(Extracted data entries)
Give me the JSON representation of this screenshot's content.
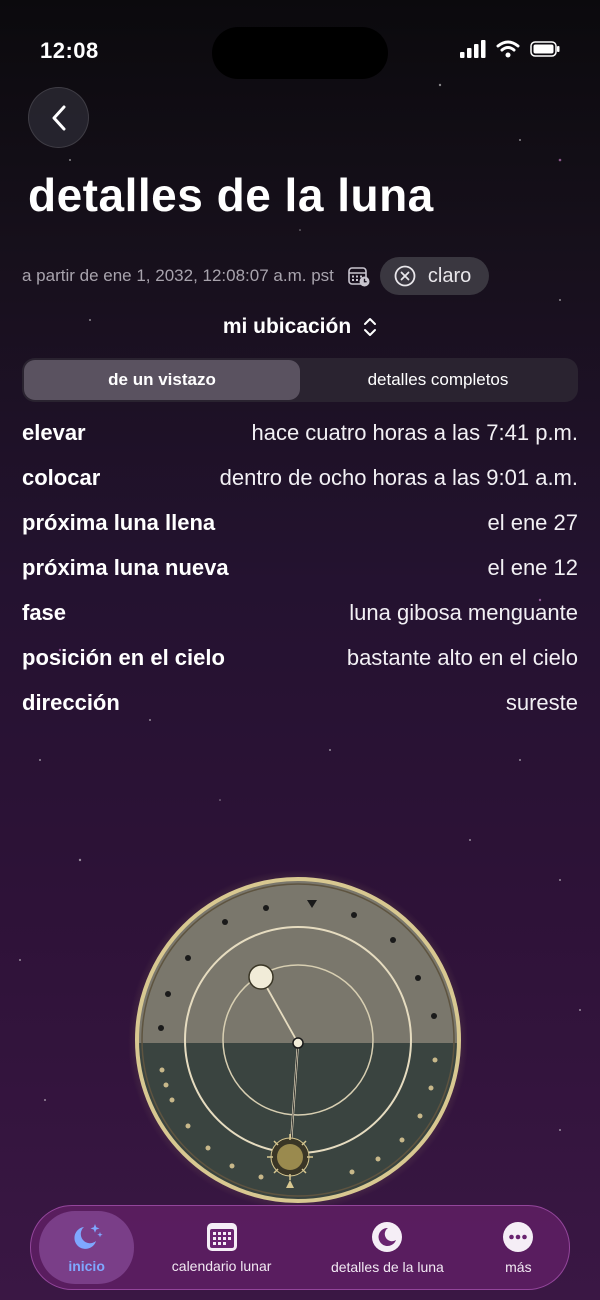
{
  "status_bar": {
    "time": "12:08"
  },
  "header": {
    "title": "detalles de la luna"
  },
  "date_row": {
    "text": "a partir de ene 1, 2032, 12:08:07 a.m. pst",
    "clear_label": "claro"
  },
  "location": {
    "label": "mi ubicación"
  },
  "segments": [
    {
      "label": "de un vistazo",
      "selected": true
    },
    {
      "label": "detalles completos",
      "selected": false
    }
  ],
  "info": [
    {
      "label": "elevar",
      "value": "hace cuatro horas a las 7:41 p.m."
    },
    {
      "label": "colocar",
      "value": "dentro de ocho horas a las 9:01 a.m."
    },
    {
      "label": "próxima luna llena",
      "value": "el ene 27"
    },
    {
      "label": "próxima luna nueva",
      "value": "el ene 12"
    },
    {
      "label": "fase",
      "value": "luna gibosa menguante"
    },
    {
      "label": "posición en el cielo",
      "value": "bastante alto en el cielo"
    },
    {
      "label": "dirección",
      "value": "sureste"
    }
  ],
  "tabs": [
    {
      "label": "inicio",
      "icon": "moon-stars-icon",
      "active": true
    },
    {
      "label": "calendario lunar",
      "icon": "calendar-grid-icon",
      "active": false
    },
    {
      "label": "detalles de la luna",
      "icon": "crescent-moon-icon",
      "active": false
    },
    {
      "label": "más",
      "icon": "more-dots-icon",
      "active": false
    }
  ],
  "colors": {
    "accent": "#7fa8ff",
    "tab_bar": "#5f1e64",
    "dial_day": "#7a776c",
    "dial_night": "#3a4440",
    "gold": "#b8a36a"
  }
}
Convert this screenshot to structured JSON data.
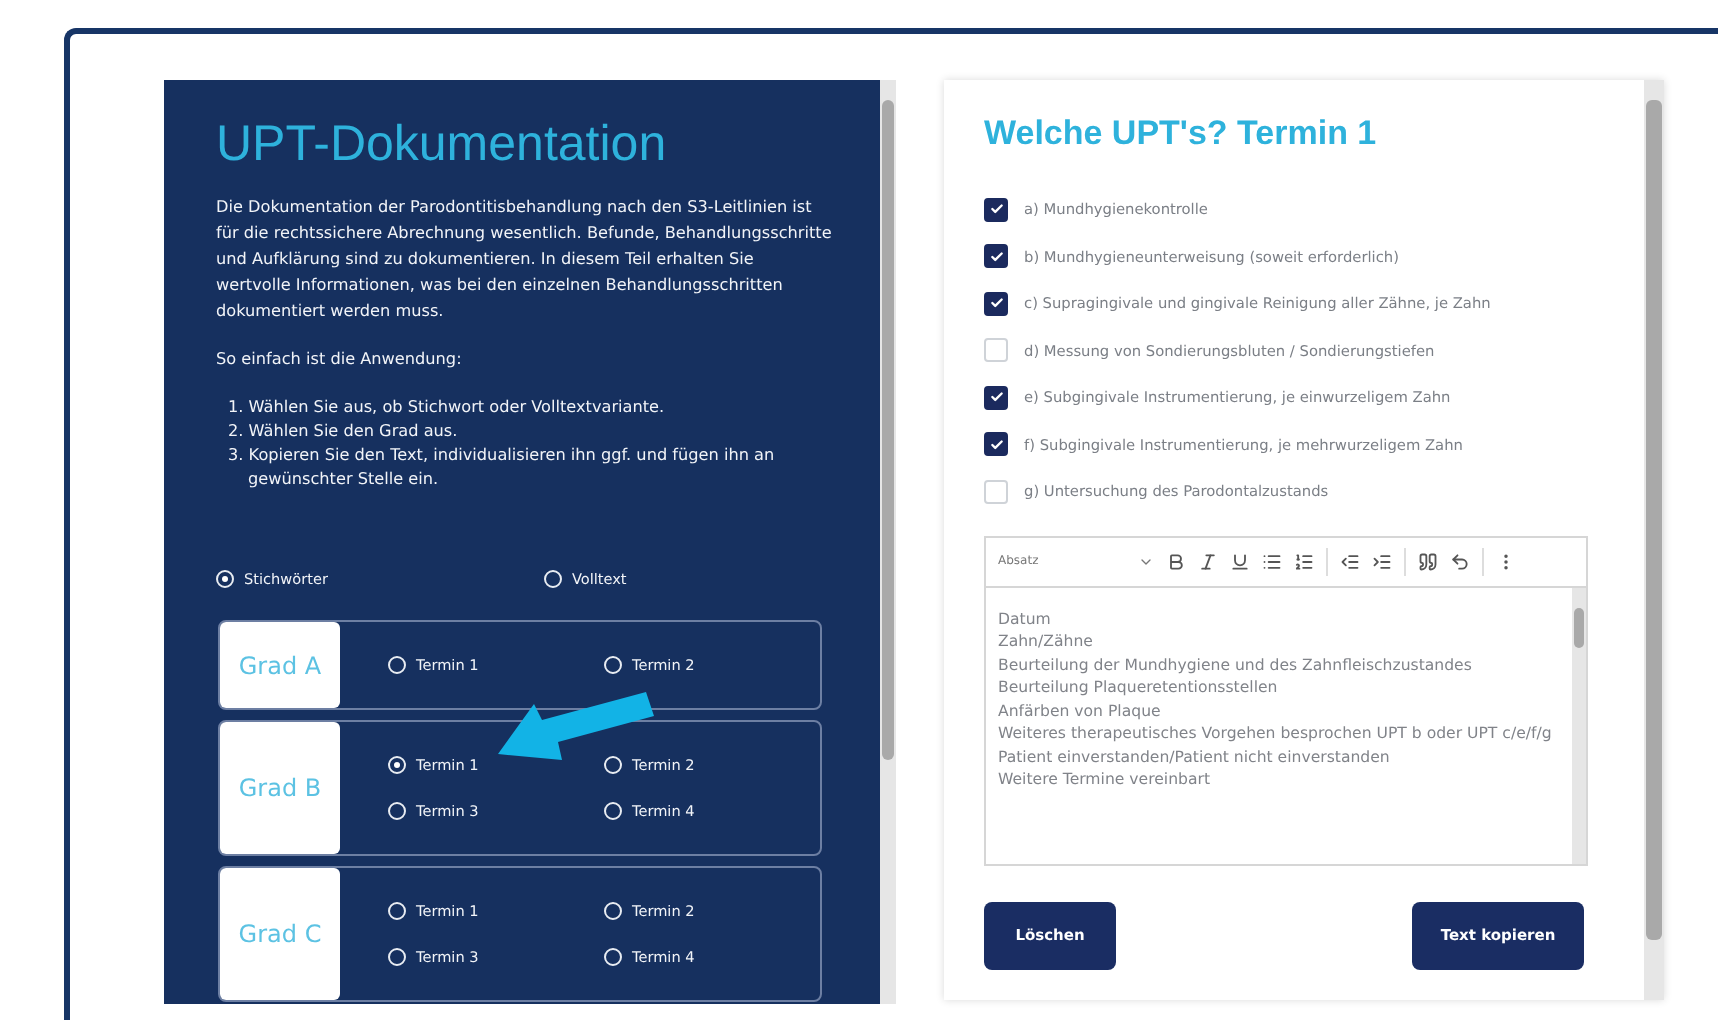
{
  "left_panel": {
    "title": "UPT-Dokumentation",
    "intro": "Die Dokumentation der Parodontitisbehandlung nach den S3-Leitlinien ist für die rechtssichere Abrechnung wesentlich. Befunde, Behandlungsschritte und Aufklärung sind zu dokumentieren. In diesem Teil erhalten Sie wertvolle Informationen, was bei den einzelnen Behandlungsschritten dokumentiert werden muss.",
    "usage_heading": "So einfach ist die Anwendung:",
    "steps": [
      "1. Wählen Sie aus, ob Stichwort oder Volltextvariante.",
      "2. Wählen Sie den Grad aus.",
      "3. Kopieren Sie den Text, individualisieren ihn ggf. und fügen ihn an gewünschter Stelle ein."
    ],
    "modes": [
      {
        "label": "Stichwörter",
        "selected": true
      },
      {
        "label": "Volltext",
        "selected": false
      }
    ],
    "grades": [
      {
        "label": "Grad A",
        "appointments": [
          {
            "label": "Termin 1",
            "selected": false
          },
          {
            "label": "Termin 2",
            "selected": false
          }
        ]
      },
      {
        "label": "Grad B",
        "appointments": [
          {
            "label": "Termin 1",
            "selected": true
          },
          {
            "label": "Termin 2",
            "selected": false
          },
          {
            "label": "Termin 3",
            "selected": false
          },
          {
            "label": "Termin 4",
            "selected": false
          }
        ]
      },
      {
        "label": "Grad C",
        "appointments": [
          {
            "label": "Termin 1",
            "selected": false
          },
          {
            "label": "Termin 2",
            "selected": false
          },
          {
            "label": "Termin 3",
            "selected": false
          },
          {
            "label": "Termin 4",
            "selected": false
          }
        ]
      }
    ]
  },
  "right_panel": {
    "title": "Welche UPT's? Termin 1",
    "items": [
      {
        "label": "a) Mundhygienekontrolle",
        "checked": true
      },
      {
        "label": "b) Mundhygieneunterweisung (soweit erforderlich)",
        "checked": true
      },
      {
        "label": "c) Supragingivale und gingivale Reinigung aller Zähne, je Zahn",
        "checked": true
      },
      {
        "label": "d) Messung von Sondierungsbluten / Sondierungstiefen",
        "checked": false
      },
      {
        "label": "e) Subgingivale Instrumentierung, je einwurzeligem Zahn",
        "checked": true
      },
      {
        "label": "f) Subgingivale Instrumentierung, je mehrwurzeligem Zahn",
        "checked": true
      },
      {
        "label": "g) Untersuchung des Parodontalzustands",
        "checked": false
      }
    ],
    "editor": {
      "format": "Absatz",
      "lines": [
        "Datum",
        "Zahn/Zähne",
        "Beurteilung der Mundhygiene und des Zahnfleischzustandes",
        "Beurteilung Plaqueretentionsstellen",
        "Anfärben von Plaque",
        "Weiteres therapeutisches Vorgehen besprochen UPT b oder UPT c/e/f/g",
        "Patient einverstanden/Patient nicht einverstanden",
        "Weitere Termine vereinbart"
      ]
    },
    "buttons": [
      "Löschen",
      "Text kopieren"
    ]
  }
}
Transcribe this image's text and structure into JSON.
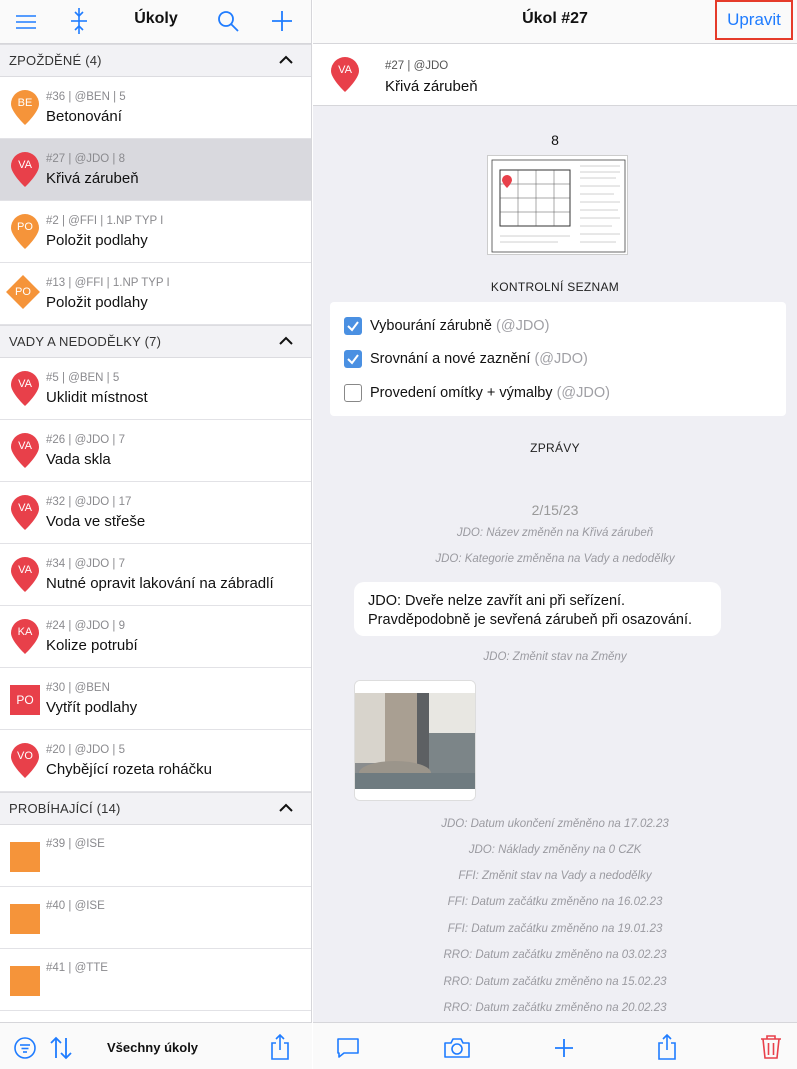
{
  "left": {
    "title": "Úkoly",
    "sections": [
      {
        "title": "ZPOŽDĚNÉ (4)"
      },
      {
        "title": "VADY A NEDODĚLKY (7)"
      },
      {
        "title": "PROBÍHAJÍCÍ (14)"
      }
    ],
    "rows": [
      {
        "meta": "#36 | @BEN | 5",
        "name": "Betonování",
        "badge": "BE"
      },
      {
        "meta": "#27 | @JDO | 8",
        "name": "Křivá zárubeň",
        "badge": "VA"
      },
      {
        "meta": "#2 | @FFI | 1.NP TYP I",
        "name": "Položit podlahy",
        "badge": "PO"
      },
      {
        "meta": "#13 | @FFI | 1.NP TYP I",
        "name": "Položit podlahy",
        "badge": "PO"
      },
      {
        "meta": "#5 | @BEN | 5",
        "name": "Uklidit místnost",
        "badge": "VA"
      },
      {
        "meta": "#26 | @JDO | 7",
        "name": "Vada skla",
        "badge": "VA"
      },
      {
        "meta": "#32 | @JDO | 17",
        "name": "Voda ve střeše",
        "badge": "VA"
      },
      {
        "meta": "#34 | @JDO | 7",
        "name": "Nutné opravit lakování na zábradlí",
        "badge": "VA"
      },
      {
        "meta": "#24 | @JDO | 9",
        "name": "Kolize potrubí",
        "badge": "KA"
      },
      {
        "meta": "#30 | @BEN",
        "name": "Vytřít podlahy",
        "badge": "PO"
      },
      {
        "meta": "#20 | @JDO | 5",
        "name": "Chybějící rozeta roháčku",
        "badge": "VO"
      },
      {
        "meta": "#39 | @ISE",
        "name": ""
      },
      {
        "meta": "#40 | @ISE",
        "name": ""
      },
      {
        "meta": "#41 | @TTE",
        "name": ""
      }
    ],
    "bottom_label": "Všechny úkoly"
  },
  "right": {
    "title": "Úkol #27",
    "edit_label": "Upravit",
    "header": {
      "meta": "#27 | @JDO",
      "name": "Křivá zárubeň",
      "badge": "VA"
    },
    "plan_number": "8",
    "checklist_title": "KONTROLNÍ SEZNAM",
    "checklist": [
      {
        "label": "Vybourání zárubně",
        "user": "(@JDO)",
        "checked": true
      },
      {
        "label": "Srovnání a nové zaznění",
        "user": "(@JDO)",
        "checked": true
      },
      {
        "label": "Provedení omítky + výmalby",
        "user": "(@JDO)",
        "checked": false
      }
    ],
    "messages_title": "ZPRÁVY",
    "date": "2/15/23",
    "sys1": "JDO: Název změněn na Křivá zárubeň",
    "sys2": "JDO: Kategorie změněna na Vady a nedodělky",
    "message": "JDO: Dveře nelze zavřít ani při seřízení. Pravděpodobně je sevřená zárubeň při osazování.",
    "sys3": "JDO: Změnit stav na Změny",
    "log": [
      "JDO: Datum ukončení změněno na 17.02.23",
      "JDO: Náklady změněny na 0 CZK",
      "FFI: Změnit stav na Vady a nedodělky",
      "FFI: Datum začátku změněno na 16.02.23",
      "FFI: Datum začátku změněno na 19.01.23",
      "RRO: Datum začátku změněno na 03.02.23",
      "RRO: Datum začátku změněno na 15.02.23",
      "RRO: Datum začátku změněno na 20.02.23"
    ]
  },
  "colors": {
    "accent": "#1f7cff",
    "red": "#e8404a",
    "orange": "#f5943a",
    "highlight": "#e53b2a"
  }
}
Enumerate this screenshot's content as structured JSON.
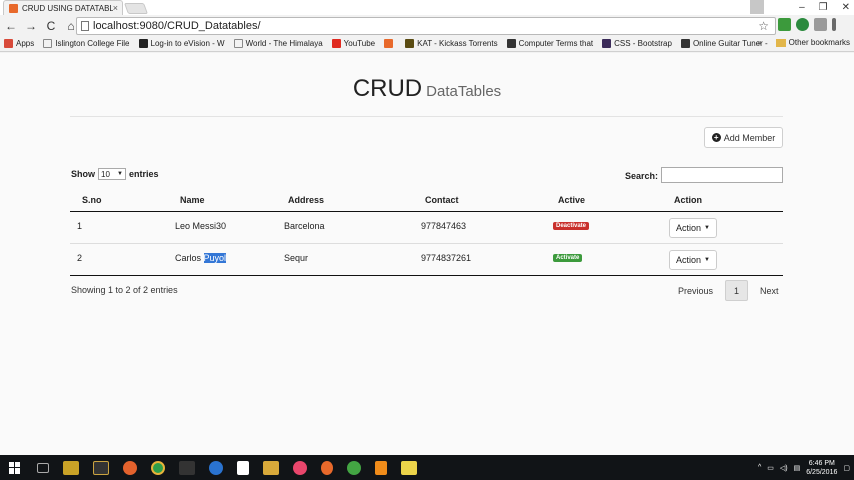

» **Written problem**
Which lines of the data above contain "Dokumentation"? Copy each one.

» **Complete answer**
    "title": "UPT-Dokumentation",
    "intro": "Die Dokumentation der Parodontitisbehandlung nach den S3-Leitlinien ist für die rechtssichere Abrechnung wesentlich. Befunde, Behandlungsschritte und Aufklärung sind zu dokumentieren. In diesem Teil erhalten Sie wertvolle Informationen, was bei den einzelnen Behandlungsschritten dokumentiert werden muss.",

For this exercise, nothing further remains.